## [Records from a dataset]
━━━━

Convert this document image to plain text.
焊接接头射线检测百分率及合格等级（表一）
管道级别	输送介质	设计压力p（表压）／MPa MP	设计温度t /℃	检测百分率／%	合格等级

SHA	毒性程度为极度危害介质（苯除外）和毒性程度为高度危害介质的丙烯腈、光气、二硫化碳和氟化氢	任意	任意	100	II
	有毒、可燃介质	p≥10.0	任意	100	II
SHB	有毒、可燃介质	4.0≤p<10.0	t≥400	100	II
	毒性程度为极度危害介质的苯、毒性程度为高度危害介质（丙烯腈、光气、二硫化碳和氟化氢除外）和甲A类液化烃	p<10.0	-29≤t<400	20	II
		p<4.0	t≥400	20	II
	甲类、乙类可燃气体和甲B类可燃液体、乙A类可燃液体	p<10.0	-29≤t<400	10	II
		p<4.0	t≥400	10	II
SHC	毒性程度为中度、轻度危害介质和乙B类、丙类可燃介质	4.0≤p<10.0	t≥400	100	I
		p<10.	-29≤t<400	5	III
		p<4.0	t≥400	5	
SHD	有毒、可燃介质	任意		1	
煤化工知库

━━━━

Extract the full listing above without altering anything.

## [Task output]
Convert this document image to plain text.
焊接接头射线检测百分率及合格等级（表一）
管道级别	输送介质	设计压力p（表压）／MPa MP	设计温度t /℃	检测百分率／%	合格等级

SHA	毒性程度为极度危害介质（苯除外）和毒性程度为高度危害介质的丙烯腈、光气、二硫化碳和氟化氢	任意	任意	100	II
	有毒、可燃介质	p≥10.0	任意	100	II
SHB	有毒、可燃介质	4.0≤p<10.0	t≥400	100	II
	毒性程度为极度危害介质的苯、毒性程度为高度危害介质（丙烯腈、光气、二硫化碳和氟化氢除外）和甲A类液化烃	p<10.0	-29≤t<400	20	II
		p<4.0	t≥400	20	II
	甲类、乙类可燃气体和甲B类可燃液体、乙A类可燃液体	p<10.0	-29≤t<400	10	II
		p<4.0	t≥400	10	II
SHC	毒性程度为中度、轻度危害介质和乙B类、丙类可燃介质	4.0≤p<10.0	t≥400	100	I
		p<10.	-29≤t<400	5	III
		p<4.0	t≥400	5	
SHD	有毒、可燃介质	任意		1	
煤化工知库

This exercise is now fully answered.